What the exercise asks: Search the listing below for the word "caption" and copy each line that holds it.

───── Entries ─────

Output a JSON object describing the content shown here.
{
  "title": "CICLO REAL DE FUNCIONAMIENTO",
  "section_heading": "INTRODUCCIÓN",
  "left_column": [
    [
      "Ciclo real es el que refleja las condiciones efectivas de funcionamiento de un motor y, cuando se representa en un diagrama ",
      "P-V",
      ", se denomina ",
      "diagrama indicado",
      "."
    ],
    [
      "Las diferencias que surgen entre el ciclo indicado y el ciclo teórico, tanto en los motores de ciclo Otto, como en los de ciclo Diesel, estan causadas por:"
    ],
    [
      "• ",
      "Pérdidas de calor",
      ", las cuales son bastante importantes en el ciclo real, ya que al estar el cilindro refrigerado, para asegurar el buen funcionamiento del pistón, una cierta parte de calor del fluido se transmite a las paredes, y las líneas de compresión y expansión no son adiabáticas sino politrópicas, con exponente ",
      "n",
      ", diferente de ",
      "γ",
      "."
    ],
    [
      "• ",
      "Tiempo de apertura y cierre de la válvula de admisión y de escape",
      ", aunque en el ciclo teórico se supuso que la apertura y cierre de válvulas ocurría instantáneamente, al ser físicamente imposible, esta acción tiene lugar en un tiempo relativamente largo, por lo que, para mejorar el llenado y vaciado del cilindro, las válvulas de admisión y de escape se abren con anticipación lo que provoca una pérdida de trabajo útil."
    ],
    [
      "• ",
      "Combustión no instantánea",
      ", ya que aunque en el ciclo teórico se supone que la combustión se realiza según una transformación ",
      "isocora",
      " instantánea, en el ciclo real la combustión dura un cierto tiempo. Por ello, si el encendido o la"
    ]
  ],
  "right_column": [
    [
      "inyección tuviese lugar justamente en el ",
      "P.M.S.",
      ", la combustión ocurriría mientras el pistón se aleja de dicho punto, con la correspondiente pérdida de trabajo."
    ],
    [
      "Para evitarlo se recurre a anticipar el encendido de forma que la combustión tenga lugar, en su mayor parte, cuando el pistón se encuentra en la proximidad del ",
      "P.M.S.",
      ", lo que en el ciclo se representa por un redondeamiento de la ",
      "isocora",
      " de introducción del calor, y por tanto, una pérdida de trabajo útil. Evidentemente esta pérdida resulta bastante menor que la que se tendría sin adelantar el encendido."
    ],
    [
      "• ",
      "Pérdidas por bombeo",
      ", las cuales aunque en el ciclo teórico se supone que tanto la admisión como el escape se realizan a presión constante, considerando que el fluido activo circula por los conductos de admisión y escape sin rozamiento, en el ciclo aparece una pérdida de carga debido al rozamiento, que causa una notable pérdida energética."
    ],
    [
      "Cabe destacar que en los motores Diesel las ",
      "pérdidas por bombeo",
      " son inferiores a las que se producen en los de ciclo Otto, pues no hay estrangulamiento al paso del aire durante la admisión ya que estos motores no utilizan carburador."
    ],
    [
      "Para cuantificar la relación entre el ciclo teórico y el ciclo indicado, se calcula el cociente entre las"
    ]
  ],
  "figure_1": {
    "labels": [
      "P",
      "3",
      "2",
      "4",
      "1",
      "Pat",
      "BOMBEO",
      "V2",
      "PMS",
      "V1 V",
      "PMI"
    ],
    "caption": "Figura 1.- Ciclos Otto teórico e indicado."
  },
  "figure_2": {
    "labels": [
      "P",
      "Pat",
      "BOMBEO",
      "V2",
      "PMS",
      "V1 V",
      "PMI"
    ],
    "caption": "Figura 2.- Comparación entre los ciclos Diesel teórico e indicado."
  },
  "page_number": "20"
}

─────

Problem solution:
    "caption": "Figura 1.- Ciclos Otto teórico e indicado."
    "caption": "Figura 2.- Comparación entre los ciclos Diesel teórico e indicado."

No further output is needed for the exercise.